(Lines of data)
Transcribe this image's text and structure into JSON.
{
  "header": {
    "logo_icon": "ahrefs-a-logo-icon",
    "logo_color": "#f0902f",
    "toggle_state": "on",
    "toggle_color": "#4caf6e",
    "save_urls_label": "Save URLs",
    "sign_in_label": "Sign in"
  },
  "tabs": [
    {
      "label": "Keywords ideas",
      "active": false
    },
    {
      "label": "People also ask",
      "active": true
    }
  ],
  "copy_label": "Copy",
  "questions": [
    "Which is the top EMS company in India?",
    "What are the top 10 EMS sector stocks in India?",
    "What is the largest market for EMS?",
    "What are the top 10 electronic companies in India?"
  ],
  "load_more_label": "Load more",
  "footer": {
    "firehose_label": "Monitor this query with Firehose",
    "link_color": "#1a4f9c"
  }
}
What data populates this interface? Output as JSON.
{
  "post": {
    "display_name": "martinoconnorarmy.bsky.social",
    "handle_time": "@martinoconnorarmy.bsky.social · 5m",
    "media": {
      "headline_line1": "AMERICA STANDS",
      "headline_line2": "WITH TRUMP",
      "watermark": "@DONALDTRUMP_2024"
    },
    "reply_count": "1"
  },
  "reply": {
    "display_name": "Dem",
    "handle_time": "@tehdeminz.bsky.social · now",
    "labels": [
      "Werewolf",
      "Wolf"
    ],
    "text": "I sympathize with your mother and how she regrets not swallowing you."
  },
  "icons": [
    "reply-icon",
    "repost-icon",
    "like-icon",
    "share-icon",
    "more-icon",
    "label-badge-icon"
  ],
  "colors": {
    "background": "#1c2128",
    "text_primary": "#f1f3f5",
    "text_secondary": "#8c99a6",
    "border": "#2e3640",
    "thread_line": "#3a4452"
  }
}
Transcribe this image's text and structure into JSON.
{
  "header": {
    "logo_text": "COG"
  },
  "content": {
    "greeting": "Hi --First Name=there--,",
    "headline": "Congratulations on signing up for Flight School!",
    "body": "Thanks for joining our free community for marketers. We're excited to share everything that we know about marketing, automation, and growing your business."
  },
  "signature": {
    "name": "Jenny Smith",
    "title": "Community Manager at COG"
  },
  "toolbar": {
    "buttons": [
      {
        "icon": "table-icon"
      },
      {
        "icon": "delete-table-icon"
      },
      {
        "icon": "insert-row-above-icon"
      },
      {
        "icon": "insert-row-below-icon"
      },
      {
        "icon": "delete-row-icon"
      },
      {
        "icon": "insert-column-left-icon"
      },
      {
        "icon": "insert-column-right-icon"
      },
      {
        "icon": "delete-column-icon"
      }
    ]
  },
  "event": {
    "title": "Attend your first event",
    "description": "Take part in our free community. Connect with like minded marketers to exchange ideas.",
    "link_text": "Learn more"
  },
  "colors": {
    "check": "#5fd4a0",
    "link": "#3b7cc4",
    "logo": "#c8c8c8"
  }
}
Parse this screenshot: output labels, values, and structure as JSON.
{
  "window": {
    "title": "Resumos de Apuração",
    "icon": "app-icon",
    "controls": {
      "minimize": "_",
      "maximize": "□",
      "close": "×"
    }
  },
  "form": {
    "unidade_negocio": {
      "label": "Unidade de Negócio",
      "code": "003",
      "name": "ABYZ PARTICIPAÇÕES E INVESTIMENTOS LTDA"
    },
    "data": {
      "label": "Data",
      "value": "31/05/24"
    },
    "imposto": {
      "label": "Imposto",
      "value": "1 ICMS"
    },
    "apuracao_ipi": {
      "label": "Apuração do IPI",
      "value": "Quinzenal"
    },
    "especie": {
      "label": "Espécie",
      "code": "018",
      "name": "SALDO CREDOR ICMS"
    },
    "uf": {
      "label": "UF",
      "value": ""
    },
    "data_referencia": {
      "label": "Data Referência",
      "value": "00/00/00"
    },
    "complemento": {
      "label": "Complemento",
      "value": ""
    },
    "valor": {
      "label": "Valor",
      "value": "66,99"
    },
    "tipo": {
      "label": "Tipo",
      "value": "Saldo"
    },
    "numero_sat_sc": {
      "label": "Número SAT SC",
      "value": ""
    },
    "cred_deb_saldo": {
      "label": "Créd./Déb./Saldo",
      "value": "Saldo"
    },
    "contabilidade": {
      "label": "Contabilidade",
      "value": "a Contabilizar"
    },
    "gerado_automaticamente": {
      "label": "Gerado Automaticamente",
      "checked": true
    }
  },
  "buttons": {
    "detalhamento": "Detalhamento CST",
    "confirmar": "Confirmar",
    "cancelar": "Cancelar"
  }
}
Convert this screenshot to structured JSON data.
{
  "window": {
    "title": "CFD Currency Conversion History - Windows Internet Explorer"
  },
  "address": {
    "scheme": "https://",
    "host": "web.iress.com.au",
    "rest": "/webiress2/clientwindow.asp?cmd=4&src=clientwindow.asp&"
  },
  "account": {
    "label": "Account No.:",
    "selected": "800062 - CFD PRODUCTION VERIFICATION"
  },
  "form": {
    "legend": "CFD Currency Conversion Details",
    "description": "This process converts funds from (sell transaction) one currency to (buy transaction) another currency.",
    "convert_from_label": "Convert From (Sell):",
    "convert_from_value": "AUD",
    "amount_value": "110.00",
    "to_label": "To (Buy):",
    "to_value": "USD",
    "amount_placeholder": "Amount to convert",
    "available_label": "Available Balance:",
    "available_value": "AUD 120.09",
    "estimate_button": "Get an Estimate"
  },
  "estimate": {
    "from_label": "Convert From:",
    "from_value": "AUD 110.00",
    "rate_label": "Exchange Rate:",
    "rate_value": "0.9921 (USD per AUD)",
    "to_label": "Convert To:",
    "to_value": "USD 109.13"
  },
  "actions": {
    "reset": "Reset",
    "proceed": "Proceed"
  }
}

Directions for this task: Make an exact copy of the data above.

Correct answer:
Transcribe this image's text and structure into JSON.
{
  "header": {
    "logo_icon": "ahrefs-a-logo-icon",
    "logo_color": "#f0902f",
    "toggle_state": "on",
    "toggle_color": "#4caf6e",
    "save_urls_label": "Save URLs",
    "sign_in_label": "Sign in"
  },
  "tabs": [
    {
      "label": "Keywords ideas",
      "active": false
    },
    {
      "label": "People also ask",
      "active": true
    }
  ],
  "copy_label": "Copy",
  "questions": [
    "Which is the top EMS company in India?",
    "What are the top 10 EMS sector stocks in India?",
    "What is the largest market for EMS?",
    "What are the top 10 electronic companies in India?"
  ],
  "load_more_label": "Load more",
  "footer": {
    "firehose_label": "Monitor this query with Firehose",
    "link_color": "#1a4f9c"
  }
}
What data populates this interface? Output as JSON.
{
  "post": {
    "display_name": "martinoconnorarmy.bsky.social",
    "handle_time": "@martinoconnorarmy.bsky.social · 5m",
    "media": {
      "headline_line1": "AMERICA STANDS",
      "headline_line2": "WITH TRUMP",
      "watermark": "@DONALDTRUMP_2024"
    },
    "reply_count": "1"
  },
  "reply": {
    "display_name": "Dem",
    "handle_time": "@tehdeminz.bsky.social · now",
    "labels": [
      "Werewolf",
      "Wolf"
    ],
    "text": "I sympathize with your mother and how she regrets not swallowing you."
  },
  "icons": [
    "reply-icon",
    "repost-icon",
    "like-icon",
    "share-icon",
    "more-icon",
    "label-badge-icon"
  ],
  "colors": {
    "background": "#1c2128",
    "text_primary": "#f1f3f5",
    "text_secondary": "#8c99a6",
    "border": "#2e3640",
    "thread_line": "#3a4452"
  }
}
Transcribe this image's text and structure into JSON.
{
  "header": {
    "logo_text": "COG"
  },
  "content": {
    "greeting": "Hi --First Name=there--,",
    "headline": "Congratulations on signing up for Flight School!",
    "body": "Thanks for joining our free community for marketers. We're excited to share everything that we know about marketing, automation, and growing your business."
  },
  "signature": {
    "name": "Jenny Smith",
    "title": "Community Manager at COG"
  },
  "toolbar": {
    "buttons": [
      {
        "icon": "table-icon"
      },
      {
        "icon": "delete-table-icon"
      },
      {
        "icon": "insert-row-above-icon"
      },
      {
        "icon": "insert-row-below-icon"
      },
      {
        "icon": "delete-row-icon"
      },
      {
        "icon": "insert-column-left-icon"
      },
      {
        "icon": "insert-column-right-icon"
      },
      {
        "icon": "delete-column-icon"
      }
    ]
  },
  "event": {
    "title": "Attend your first event",
    "description": "Take part in our free community. Connect with like minded marketers to exchange ideas.",
    "link_text": "Learn more"
  },
  "colors": {
    "check": "#5fd4a0",
    "link": "#3b7cc4",
    "logo": "#c8c8c8"
  }
}
Parse this screenshot: output labels, values, and structure as JSON.
{
  "window": {
    "title": "Resumos de Apuração",
    "icon": "app-icon",
    "controls": {
      "minimize": "_",
      "maximize": "□",
      "close": "×"
    }
  },
  "form": {
    "unidade_negocio": {
      "label": "Unidade de Negócio",
      "code": "003",
      "name": "ABYZ PARTICIPAÇÕES E INVESTIMENTOS LTDA"
    },
    "data": {
      "label": "Data",
      "value": "31/05/24"
    },
    "imposto": {
      "label": "Imposto",
      "value": "1 ICMS"
    },
    "apuracao_ipi": {
      "label": "Apuração do IPI",
      "value": "Quinzenal"
    },
    "especie": {
      "label": "Espécie",
      "code": "018",
      "name": "SALDO CREDOR ICMS"
    },
    "uf": {
      "label": "UF",
      "value": ""
    },
    "data_referencia": {
      "label": "Data Referência",
      "value": "00/00/00"
    },
    "complemento": {
      "label": "Complemento",
      "value": ""
    },
    "valor": {
      "label": "Valor",
      "value": "66,99"
    },
    "tipo": {
      "label": "Tipo",
      "value": "Saldo"
    },
    "numero_sat_sc": {
      "label": "Número SAT SC",
      "value": ""
    },
    "cred_deb_saldo": {
      "label": "Créd./Déb./Saldo",
      "value": "Saldo"
    },
    "contabilidade": {
      "label": "Contabilidade",
      "value": "a Contabilizar"
    },
    "gerado_automaticamente": {
      "label": "Gerado Automaticamente",
      "checked": true
    }
  },
  "buttons": {
    "detalhamento": "Detalhamento CST",
    "confirmar": "Confirmar",
    "cancelar": "Cancelar"
  }
}
Convert this screenshot to structured JSON data.
{
  "window": {
    "title": "CFD Currency Conversion History - Windows Internet Explorer"
  },
  "address": {
    "scheme": "https://",
    "host": "web.iress.com.au",
    "rest": "/webiress2/clientwindow.asp?cmd=4&src=clientwindow.asp&"
  },
  "account": {
    "label": "Account No.:",
    "selected": "800062 - CFD PRODUCTION VERIFICATION"
  },
  "form": {
    "legend": "CFD Currency Conversion Details",
    "description": "This process converts funds from (sell transaction) one currency to (buy transaction) another currency.",
    "convert_from_label": "Convert From (Sell):",
    "convert_from_value": "AUD",
    "amount_value": "110.00",
    "to_label": "To (Buy):",
    "to_value": "USD",
    "amount_placeholder": "Amount to convert",
    "available_label": "Available Balance:",
    "available_value": "AUD 120.09",
    "estimate_button": "Get an Estimate"
  },
  "estimate": {
    "from_label": "Convert From:",
    "from_value": "AUD 110.00",
    "rate_label": "Exchange Rate:",
    "rate_value": "0.9921 (USD per AUD)",
    "to_label": "Convert To:",
    "to_value": "USD 109.13"
  },
  "actions": {
    "reset": "Reset",
    "proceed": "Proceed"
  }
}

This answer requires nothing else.